▶ [Task brief]
Copy each line of the material below that includes the string "operators".

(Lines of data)
— START —
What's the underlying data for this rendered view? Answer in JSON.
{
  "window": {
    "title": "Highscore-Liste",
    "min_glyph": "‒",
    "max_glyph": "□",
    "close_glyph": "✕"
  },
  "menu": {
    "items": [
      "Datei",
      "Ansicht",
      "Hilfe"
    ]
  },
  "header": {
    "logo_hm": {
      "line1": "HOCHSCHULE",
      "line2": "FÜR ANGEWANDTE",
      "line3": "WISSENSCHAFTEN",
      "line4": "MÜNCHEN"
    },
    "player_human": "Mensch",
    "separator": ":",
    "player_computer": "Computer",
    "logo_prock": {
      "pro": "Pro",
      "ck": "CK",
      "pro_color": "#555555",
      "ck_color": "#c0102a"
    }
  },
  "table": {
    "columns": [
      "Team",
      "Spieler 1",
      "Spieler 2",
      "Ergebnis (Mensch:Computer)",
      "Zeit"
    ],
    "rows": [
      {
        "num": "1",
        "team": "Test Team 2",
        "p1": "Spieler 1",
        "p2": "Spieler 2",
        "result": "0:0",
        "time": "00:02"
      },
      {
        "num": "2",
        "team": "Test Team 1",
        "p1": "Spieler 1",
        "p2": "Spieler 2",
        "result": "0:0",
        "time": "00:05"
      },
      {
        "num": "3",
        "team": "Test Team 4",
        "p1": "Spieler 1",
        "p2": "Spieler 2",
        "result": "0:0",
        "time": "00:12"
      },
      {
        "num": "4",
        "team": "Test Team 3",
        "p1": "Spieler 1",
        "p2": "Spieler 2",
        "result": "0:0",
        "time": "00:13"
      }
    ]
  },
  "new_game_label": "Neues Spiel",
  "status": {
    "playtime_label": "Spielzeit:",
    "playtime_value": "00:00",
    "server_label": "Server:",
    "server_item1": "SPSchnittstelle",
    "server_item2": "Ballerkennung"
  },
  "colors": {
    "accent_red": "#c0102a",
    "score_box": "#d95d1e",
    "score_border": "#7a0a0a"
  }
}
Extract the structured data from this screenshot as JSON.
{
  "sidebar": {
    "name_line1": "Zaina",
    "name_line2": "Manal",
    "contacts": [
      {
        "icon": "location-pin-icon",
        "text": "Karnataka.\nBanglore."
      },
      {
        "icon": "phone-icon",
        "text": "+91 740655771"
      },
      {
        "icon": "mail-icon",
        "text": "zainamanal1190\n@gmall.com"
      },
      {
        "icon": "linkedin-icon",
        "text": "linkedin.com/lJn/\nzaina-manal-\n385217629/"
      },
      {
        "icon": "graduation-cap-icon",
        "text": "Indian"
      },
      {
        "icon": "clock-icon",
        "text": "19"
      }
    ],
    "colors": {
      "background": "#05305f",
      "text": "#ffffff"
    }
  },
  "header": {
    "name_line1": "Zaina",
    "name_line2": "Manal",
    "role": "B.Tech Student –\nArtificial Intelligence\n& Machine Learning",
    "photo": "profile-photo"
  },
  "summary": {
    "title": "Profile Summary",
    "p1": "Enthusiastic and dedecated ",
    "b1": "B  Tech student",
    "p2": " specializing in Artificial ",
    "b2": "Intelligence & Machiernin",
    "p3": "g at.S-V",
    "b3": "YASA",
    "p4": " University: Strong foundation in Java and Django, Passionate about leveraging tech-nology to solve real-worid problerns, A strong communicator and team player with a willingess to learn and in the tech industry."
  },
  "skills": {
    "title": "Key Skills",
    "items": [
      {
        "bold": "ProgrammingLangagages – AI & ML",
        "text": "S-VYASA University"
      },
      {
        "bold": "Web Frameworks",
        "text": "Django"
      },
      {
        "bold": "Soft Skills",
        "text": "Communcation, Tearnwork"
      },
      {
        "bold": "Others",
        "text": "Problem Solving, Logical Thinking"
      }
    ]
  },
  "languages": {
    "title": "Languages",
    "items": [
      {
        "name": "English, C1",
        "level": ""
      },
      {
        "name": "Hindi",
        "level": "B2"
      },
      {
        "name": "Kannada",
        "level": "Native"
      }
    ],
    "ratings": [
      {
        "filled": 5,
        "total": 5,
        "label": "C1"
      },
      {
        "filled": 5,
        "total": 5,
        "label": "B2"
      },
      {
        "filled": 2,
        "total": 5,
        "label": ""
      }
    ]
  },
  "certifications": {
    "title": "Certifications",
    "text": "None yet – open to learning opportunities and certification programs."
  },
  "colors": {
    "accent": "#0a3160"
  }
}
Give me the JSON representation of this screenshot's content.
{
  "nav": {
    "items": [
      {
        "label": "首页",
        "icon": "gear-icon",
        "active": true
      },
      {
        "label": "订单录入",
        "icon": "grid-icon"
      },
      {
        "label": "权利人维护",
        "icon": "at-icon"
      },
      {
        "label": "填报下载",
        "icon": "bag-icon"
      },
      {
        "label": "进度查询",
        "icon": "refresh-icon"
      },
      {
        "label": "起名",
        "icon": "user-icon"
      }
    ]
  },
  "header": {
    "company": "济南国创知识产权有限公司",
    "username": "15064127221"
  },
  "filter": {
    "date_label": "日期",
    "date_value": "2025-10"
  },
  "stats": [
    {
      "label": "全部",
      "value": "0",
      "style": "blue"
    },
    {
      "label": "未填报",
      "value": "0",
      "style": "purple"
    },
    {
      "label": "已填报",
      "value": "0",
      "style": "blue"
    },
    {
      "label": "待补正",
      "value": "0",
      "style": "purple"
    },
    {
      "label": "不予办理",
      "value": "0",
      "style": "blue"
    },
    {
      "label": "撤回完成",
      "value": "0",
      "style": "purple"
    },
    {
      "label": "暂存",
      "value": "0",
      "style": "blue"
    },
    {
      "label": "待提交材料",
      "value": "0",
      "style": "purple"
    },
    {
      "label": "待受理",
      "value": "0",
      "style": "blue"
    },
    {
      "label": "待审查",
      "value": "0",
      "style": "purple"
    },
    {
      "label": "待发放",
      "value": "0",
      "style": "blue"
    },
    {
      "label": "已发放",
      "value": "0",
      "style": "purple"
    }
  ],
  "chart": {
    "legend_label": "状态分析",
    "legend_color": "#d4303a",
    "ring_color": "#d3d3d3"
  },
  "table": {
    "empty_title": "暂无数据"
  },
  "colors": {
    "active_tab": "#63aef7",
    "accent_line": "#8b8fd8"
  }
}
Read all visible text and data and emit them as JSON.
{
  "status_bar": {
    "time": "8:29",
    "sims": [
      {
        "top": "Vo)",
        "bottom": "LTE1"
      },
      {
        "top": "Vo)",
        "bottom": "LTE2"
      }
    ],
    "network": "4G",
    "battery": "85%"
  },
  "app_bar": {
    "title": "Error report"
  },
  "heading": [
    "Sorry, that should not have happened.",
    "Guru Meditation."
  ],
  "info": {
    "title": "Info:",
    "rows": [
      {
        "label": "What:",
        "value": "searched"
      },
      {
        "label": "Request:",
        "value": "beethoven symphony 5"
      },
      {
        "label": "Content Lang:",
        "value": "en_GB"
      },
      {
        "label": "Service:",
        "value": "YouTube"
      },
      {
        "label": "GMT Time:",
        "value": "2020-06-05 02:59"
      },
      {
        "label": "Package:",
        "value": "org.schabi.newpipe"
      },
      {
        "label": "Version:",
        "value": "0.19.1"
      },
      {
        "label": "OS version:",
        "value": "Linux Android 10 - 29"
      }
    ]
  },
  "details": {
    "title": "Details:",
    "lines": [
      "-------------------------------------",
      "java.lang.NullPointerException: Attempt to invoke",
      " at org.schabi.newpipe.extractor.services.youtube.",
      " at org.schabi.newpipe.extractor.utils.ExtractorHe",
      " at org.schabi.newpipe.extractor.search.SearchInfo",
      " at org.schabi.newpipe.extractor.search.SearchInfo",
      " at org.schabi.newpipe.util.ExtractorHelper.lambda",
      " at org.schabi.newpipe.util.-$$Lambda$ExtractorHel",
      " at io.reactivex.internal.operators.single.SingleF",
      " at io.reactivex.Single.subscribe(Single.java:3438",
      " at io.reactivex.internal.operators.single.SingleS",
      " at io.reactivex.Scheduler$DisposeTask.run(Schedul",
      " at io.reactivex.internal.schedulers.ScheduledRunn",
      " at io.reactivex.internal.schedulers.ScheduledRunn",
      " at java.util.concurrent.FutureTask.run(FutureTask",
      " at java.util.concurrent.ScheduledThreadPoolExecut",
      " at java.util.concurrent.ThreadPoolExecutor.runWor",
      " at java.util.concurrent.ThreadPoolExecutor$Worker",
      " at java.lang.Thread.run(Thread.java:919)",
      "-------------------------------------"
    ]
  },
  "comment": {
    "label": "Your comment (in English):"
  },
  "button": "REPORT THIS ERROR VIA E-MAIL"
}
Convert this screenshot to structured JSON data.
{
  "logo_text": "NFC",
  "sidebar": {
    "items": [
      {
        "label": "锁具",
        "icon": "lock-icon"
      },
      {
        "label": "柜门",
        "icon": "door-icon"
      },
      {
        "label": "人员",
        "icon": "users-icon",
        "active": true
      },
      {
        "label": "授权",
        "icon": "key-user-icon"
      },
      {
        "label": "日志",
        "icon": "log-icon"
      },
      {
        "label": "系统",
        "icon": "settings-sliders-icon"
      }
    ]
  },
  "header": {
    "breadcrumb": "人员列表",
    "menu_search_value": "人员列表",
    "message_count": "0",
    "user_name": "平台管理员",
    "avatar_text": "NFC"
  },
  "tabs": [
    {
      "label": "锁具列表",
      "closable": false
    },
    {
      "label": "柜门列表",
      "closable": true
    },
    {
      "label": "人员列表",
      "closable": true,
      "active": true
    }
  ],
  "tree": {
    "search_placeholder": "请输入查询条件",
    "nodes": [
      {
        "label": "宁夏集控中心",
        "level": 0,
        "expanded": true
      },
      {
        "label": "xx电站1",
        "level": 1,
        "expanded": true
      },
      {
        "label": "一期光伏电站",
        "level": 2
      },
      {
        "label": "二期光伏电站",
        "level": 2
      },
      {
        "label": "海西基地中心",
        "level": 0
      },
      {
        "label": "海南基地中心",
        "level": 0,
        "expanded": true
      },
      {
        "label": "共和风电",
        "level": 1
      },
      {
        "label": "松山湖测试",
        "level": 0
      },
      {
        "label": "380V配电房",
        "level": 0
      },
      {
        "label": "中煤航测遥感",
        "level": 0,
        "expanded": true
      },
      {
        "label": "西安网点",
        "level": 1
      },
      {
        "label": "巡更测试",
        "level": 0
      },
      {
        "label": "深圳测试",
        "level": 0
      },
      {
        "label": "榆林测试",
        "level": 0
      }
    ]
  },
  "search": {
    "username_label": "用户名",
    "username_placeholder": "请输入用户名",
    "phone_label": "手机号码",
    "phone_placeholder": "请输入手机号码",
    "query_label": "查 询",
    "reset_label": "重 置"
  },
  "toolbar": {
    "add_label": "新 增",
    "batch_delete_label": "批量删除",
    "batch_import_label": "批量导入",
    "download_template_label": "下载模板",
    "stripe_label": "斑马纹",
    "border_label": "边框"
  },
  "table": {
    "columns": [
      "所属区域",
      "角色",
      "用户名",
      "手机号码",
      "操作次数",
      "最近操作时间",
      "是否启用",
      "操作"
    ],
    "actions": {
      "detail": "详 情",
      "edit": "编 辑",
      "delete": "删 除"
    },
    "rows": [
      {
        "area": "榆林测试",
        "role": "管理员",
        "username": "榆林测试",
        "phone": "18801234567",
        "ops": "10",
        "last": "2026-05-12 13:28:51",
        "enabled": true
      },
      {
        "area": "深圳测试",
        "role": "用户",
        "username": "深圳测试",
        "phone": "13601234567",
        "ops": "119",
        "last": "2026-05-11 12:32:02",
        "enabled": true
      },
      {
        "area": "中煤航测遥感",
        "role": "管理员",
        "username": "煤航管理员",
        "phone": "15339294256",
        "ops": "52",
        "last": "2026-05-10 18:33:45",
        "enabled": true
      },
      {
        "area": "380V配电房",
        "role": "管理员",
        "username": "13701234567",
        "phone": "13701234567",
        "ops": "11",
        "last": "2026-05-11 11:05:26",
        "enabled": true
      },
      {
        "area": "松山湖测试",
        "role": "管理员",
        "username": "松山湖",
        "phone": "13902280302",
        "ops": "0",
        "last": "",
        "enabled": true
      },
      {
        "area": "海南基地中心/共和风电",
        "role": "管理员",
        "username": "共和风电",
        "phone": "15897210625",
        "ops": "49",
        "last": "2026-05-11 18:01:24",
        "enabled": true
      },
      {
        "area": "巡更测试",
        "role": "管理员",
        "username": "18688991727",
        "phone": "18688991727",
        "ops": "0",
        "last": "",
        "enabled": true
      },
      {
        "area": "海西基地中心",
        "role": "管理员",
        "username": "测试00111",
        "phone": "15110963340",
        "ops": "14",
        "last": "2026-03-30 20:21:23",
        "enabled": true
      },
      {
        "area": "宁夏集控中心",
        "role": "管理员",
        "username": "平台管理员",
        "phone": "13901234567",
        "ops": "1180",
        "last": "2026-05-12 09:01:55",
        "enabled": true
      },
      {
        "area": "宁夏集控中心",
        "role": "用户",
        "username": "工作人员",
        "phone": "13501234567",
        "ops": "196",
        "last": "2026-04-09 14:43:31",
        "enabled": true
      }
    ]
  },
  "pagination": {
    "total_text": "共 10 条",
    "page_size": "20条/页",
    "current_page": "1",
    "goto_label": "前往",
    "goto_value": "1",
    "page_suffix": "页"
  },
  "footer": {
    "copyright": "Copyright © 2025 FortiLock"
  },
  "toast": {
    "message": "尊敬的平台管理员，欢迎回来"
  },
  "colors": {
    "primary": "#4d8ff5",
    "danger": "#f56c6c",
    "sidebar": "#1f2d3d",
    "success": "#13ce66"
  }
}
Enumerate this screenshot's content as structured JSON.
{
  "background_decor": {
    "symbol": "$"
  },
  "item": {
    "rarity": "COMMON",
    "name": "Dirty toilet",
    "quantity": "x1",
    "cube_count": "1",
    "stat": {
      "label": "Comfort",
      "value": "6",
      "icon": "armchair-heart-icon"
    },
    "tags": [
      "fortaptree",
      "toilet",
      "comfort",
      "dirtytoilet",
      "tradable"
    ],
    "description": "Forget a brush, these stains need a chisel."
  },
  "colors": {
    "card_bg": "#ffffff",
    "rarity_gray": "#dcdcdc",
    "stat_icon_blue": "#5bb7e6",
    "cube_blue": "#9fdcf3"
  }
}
— END —
▶ [Solution to this task]
      " at io.reactivex.internal.operators.single.SingleF",
      " at io.reactivex.internal.operators.single.SingleS",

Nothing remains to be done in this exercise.